Directions for this task
Wherever the word "text" appears in a line, copy that line.

Extracts from a graphics dataset:
____________

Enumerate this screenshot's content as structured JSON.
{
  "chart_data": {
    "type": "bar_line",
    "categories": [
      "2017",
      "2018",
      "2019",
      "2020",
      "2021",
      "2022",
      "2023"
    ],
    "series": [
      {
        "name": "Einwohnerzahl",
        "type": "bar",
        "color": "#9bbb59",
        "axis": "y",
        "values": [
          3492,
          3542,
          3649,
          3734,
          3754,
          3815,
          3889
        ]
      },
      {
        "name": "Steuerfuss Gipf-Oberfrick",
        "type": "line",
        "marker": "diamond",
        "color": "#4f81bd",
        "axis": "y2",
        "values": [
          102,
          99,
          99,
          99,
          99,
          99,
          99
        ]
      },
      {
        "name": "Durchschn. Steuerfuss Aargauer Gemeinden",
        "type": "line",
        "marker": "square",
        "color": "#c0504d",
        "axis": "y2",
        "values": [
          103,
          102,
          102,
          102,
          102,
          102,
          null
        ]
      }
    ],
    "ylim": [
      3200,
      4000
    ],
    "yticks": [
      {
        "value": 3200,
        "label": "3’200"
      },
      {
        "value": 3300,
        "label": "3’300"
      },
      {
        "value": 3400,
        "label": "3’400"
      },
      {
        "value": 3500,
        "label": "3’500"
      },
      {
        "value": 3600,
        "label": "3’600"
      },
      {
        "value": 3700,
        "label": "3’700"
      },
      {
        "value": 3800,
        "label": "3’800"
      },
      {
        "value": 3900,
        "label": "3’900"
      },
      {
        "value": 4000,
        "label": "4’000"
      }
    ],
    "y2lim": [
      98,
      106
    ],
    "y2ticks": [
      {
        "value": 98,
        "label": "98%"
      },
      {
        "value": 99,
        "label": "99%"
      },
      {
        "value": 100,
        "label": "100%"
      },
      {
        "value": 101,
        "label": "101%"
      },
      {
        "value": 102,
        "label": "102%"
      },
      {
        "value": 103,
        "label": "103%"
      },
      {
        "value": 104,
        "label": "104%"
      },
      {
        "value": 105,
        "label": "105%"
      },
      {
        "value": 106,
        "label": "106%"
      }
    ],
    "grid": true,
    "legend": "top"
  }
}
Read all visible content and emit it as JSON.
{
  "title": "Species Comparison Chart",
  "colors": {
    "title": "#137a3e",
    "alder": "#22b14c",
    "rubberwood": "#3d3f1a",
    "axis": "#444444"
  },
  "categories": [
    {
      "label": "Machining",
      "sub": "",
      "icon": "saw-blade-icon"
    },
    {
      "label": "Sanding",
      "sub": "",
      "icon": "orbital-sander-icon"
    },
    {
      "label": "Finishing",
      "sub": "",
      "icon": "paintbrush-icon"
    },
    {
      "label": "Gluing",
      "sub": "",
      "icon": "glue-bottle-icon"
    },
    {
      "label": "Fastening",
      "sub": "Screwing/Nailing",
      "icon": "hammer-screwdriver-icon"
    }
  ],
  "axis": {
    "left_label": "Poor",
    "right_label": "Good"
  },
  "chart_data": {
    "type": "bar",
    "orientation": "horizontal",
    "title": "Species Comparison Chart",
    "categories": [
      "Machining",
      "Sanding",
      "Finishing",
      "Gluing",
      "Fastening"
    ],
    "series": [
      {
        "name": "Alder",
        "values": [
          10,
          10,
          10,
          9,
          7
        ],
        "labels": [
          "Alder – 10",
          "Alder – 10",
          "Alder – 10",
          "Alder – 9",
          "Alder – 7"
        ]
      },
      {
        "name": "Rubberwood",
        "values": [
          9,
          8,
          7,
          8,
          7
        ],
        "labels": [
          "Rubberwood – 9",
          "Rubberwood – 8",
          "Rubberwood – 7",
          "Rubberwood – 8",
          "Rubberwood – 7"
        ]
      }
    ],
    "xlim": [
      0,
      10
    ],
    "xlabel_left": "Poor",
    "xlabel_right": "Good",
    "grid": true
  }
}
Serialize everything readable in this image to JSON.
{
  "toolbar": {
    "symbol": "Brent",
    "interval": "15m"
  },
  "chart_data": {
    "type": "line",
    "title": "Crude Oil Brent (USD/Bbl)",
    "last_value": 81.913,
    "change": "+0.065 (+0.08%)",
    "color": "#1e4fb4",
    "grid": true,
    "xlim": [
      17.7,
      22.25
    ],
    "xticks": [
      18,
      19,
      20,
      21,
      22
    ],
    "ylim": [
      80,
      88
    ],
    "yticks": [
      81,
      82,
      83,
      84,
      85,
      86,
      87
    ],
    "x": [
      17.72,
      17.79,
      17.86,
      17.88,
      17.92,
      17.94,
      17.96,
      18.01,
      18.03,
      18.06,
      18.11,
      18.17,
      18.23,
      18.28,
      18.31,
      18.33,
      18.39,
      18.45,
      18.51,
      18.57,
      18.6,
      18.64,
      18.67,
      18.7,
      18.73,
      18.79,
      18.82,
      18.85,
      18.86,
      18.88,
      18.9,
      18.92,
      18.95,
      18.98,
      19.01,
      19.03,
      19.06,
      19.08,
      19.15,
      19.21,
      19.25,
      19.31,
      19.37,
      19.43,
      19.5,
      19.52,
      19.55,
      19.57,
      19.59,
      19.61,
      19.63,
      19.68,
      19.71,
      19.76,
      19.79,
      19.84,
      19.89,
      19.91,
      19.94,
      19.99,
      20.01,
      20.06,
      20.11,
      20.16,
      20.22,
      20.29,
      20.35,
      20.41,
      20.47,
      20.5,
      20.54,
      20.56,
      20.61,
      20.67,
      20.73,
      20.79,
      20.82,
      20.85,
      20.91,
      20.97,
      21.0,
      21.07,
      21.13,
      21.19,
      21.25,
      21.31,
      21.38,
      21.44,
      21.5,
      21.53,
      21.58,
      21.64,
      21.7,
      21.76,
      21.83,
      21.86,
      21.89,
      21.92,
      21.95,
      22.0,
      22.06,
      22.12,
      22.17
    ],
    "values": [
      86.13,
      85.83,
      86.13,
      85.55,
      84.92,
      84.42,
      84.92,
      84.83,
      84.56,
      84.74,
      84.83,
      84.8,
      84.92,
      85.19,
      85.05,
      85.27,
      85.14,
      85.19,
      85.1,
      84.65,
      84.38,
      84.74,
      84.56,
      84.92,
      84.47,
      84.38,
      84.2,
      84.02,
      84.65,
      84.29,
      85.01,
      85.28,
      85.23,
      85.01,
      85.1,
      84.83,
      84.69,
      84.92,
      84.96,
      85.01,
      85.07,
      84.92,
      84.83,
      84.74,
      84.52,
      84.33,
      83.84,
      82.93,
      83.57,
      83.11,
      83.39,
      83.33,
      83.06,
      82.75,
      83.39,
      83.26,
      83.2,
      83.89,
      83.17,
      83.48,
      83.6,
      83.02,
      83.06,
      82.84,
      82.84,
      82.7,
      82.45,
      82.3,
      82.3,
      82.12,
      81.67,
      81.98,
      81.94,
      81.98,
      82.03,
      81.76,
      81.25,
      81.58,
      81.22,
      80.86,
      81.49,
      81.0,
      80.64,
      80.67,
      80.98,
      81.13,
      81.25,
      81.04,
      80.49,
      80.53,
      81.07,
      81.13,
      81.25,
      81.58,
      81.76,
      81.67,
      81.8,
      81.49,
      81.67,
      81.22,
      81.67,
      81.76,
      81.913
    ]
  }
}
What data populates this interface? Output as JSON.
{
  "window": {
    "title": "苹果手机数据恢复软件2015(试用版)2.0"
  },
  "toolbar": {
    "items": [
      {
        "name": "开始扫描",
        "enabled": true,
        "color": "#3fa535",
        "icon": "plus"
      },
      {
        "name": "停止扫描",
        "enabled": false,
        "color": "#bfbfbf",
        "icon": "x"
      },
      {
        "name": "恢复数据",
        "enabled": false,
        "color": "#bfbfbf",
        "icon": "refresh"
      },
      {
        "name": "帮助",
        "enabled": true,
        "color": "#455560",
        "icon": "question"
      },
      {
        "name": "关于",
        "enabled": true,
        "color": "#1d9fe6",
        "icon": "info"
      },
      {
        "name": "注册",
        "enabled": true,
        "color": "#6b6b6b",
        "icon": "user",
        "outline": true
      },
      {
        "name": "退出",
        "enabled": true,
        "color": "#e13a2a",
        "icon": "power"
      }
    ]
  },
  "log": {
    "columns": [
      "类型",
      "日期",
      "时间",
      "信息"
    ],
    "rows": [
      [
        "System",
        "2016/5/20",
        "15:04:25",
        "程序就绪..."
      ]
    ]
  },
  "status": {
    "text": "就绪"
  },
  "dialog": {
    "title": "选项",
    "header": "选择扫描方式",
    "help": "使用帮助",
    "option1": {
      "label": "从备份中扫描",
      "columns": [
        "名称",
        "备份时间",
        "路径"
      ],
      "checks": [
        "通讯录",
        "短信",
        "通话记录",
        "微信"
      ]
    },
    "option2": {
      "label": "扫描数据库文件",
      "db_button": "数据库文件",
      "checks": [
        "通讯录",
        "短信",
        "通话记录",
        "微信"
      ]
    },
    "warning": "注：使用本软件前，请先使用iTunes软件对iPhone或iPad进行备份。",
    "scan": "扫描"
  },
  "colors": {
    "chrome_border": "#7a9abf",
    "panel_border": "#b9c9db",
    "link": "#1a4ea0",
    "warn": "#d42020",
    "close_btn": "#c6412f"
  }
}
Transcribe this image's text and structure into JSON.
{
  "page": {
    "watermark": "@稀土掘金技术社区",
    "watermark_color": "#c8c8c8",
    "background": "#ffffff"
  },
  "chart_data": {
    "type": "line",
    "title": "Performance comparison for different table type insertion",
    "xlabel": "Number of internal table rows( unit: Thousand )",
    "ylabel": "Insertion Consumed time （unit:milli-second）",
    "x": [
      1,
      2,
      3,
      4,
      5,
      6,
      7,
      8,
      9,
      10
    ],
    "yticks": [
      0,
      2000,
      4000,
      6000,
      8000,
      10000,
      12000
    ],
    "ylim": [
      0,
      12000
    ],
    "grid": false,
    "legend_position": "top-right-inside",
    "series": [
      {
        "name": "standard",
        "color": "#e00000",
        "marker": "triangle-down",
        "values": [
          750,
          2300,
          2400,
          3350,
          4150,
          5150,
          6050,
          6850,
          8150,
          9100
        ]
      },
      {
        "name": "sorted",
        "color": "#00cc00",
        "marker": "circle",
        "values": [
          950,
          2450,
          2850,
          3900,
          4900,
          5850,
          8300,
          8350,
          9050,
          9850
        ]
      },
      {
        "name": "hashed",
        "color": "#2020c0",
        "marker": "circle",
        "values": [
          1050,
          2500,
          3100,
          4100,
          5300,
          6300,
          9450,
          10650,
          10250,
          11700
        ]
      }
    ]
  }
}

____________

Result of this task
    "text": "就绪"
Transcribe this image's text and structure into JSON.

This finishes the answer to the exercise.